- **EXERCISE AIM**: Would you please reproduce all the entries exactly, leaving the pictures out?

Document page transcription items

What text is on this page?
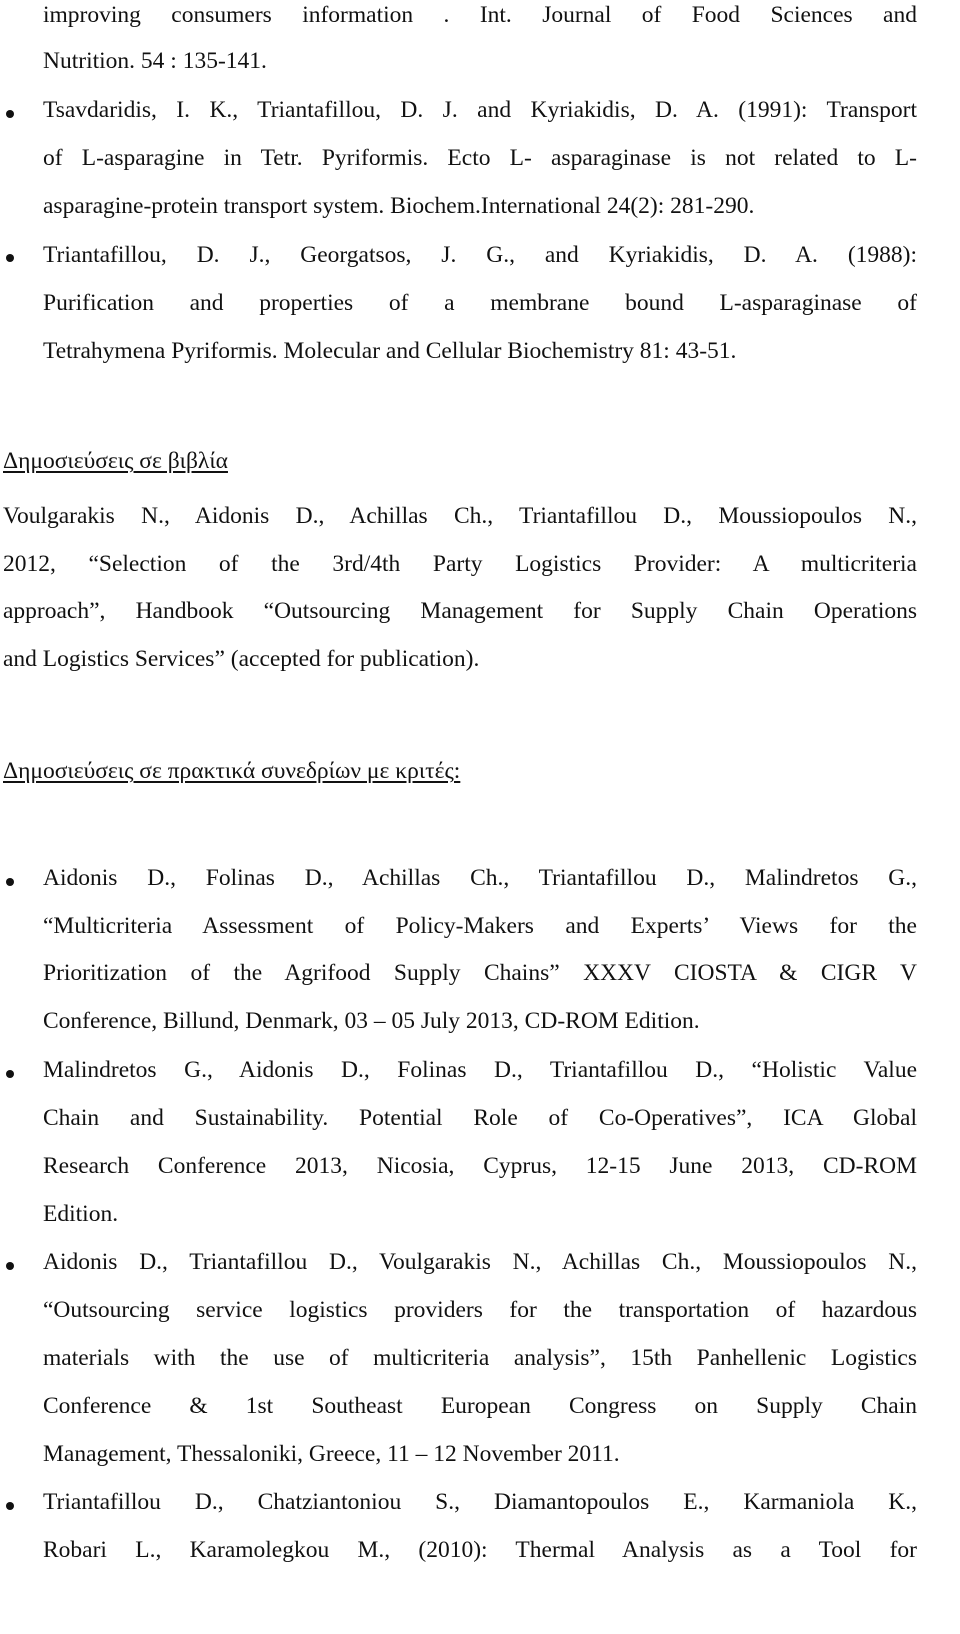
improving consumers information . Int. Journal of Food Sciences and
Nutrition. 54 : 135-141.
Tsavdaridis, I. K., Triantafillou, D. J. and Kyriakidis, D. A. (1991): Transport
of L-asparagine in Tetr. Pyriformis. Ecto L- asparaginase is not related to L-
asparagine-protein transport system. Biochem.International 24(2): 281-290.
Triantafillou, D. J., Georgatsos, J. G., and Kyriakidis, D. A. (1988):
Purification and properties of a membrane bound L-asparaginase of
Tetrahymena Pyriformis. Molecular and Cellular Biochemistry 81: 43-51.
Δημοσιεύσεις σε βιβλία
Voulgarakis N., Aidonis D., Achillas Ch., Triantafillou D., Moussiopoulos N.,
2012, “Selection of the 3rd/4th Party Logistics Provider: A multicriteria
approach”, Handbook “Outsourcing Management for Supply Chain Operations
and Logistics Services” (accepted for publication).
Δημοσιεύσεις σε πρακτικά συνεδρίων με κριτές:
Aidonis D., Folinas D., Achillas Ch., Triantafillou D., Malindretos G.,
“Multicriteria Assessment of Policy-Makers and Experts’ Views for the
Prioritization of the Agrifood Supply Chains” XXXV CIOSTA & CIGR V
Conference, Billund, Denmark, 03 – 05 July 2013, CD-ROM Edition.
Malindretos G., Aidonis D., Folinas D., Triantafillou D., “Holistic Value
Chain and Sustainability. Potential Role of Co-Operatives”, ICA Global
Research Conference 2013, Nicosia, Cyprus, 12-15 June 2013, CD-ROM
Edition.
Aidonis D., Triantafillou D., Voulgarakis N., Achillas Ch., Moussiopoulos N.,
“Outsourcing service logistics providers for the transportation of hazardous
materials with the use of multicriteria analysis”, 15th Panhellenic Logistics
Conference & 1st Southeast European Congress on Supply Chain
Management, Thessaloniki, Greece, 11 – 12 November 2011.
Triantafillou D., Chatziantoniou S., Diamantopoulos E., Karmaniola K.,
Robari L., Karamolegkou M., (2010): Thermal Analysis as a Tool for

- **TASK RESPONSE**:
What text is on this page?
improving consumers information . Int. Journal of Food Sciences and
Nutrition. 54 : 135-141.
Tsavdaridis, I. K., Triantafillou, D. J. and Kyriakidis, D. A. (1991): Transport
of L-asparagine in Tetr. Pyriformis. Ecto L- asparaginase is not related to L-
asparagine-protein transport system. Biochem.International 24(2): 281-290.
Triantafillou, D. J., Georgatsos, J. G., and Kyriakidis, D. A. (1988):
Purification and properties of a membrane bound L-asparaginase of
Tetrahymena Pyriformis. Molecular and Cellular Biochemistry 81: 43-51.
Δημοσιεύσεις σε βιβλία
Voulgarakis N., Aidonis D., Achillas Ch., Triantafillou D., Moussiopoulos N.,
2012, “Selection of the 3rd/4th Party Logistics Provider: A multicriteria
approach”, Handbook “Outsourcing Management for Supply Chain Operations
and Logistics Services” (accepted for publication).
Δημοσιεύσεις σε πρακτικά συνεδρίων με κριτές:
Aidonis D., Folinas D., Achillas Ch., Triantafillou D., Malindretos G.,
“Multicriteria Assessment of Policy-Makers and Experts’ Views for the
Prioritization of the Agrifood Supply Chains” XXXV CIOSTA & CIGR V
Conference, Billund, Denmark, 03 – 05 July 2013, CD-ROM Edition.
Malindretos G., Aidonis D., Folinas D., Triantafillou D., “Holistic Value
Chain and Sustainability. Potential Role of Co-Operatives”, ICA Global
Research Conference 2013, Nicosia, Cyprus, 12-15 June 2013, CD-ROM
Edition.
Aidonis D., Triantafillou D., Voulgarakis N., Achillas Ch., Moussiopoulos N.,
“Outsourcing service logistics providers for the transportation of hazardous
materials with the use of multicriteria analysis”, 15th Panhellenic Logistics
Conference & 1st Southeast European Congress on Supply Chain
Management, Thessaloniki, Greece, 11 – 12 November 2011.
Triantafillou D., Chatziantoniou S., Diamantopoulos E., Karmaniola K.,
Robari L., Karamolegkou M., (2010): Thermal Analysis as a Tool for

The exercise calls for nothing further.